__AIM__.
Locate every line in the records below that contains the word "finale", and copy each one.

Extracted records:
* Begin *

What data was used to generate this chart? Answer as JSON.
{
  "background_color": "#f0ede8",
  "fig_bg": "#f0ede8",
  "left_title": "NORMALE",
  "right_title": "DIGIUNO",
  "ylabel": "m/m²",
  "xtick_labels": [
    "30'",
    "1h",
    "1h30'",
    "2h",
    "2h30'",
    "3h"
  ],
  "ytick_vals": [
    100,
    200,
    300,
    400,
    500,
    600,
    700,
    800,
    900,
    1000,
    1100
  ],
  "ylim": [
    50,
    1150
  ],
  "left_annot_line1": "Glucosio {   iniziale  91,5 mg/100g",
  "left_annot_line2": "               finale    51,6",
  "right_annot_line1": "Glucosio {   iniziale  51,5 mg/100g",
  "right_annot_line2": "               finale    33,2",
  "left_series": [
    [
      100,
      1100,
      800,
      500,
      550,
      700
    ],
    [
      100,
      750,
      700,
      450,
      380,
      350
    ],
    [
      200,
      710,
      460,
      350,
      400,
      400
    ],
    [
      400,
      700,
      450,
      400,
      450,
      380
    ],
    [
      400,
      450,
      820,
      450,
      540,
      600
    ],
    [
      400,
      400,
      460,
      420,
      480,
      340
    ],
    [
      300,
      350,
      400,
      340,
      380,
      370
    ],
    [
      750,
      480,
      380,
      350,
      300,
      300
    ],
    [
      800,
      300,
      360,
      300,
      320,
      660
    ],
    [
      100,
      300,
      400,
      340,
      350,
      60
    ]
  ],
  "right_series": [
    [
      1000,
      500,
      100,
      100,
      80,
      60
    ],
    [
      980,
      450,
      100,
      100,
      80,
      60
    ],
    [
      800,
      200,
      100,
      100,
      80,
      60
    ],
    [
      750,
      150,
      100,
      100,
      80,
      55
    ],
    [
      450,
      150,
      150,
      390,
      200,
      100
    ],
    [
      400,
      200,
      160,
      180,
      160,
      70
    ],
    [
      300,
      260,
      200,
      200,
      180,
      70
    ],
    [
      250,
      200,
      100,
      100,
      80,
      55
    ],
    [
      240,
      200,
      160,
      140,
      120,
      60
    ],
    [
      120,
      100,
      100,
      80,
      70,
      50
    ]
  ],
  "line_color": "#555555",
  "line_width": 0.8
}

* End *

__RESULT FOR THIS TASK__.
  "left_annot_line2": "               finale    51,6",
  "right_annot_line2": "               finale    33,2",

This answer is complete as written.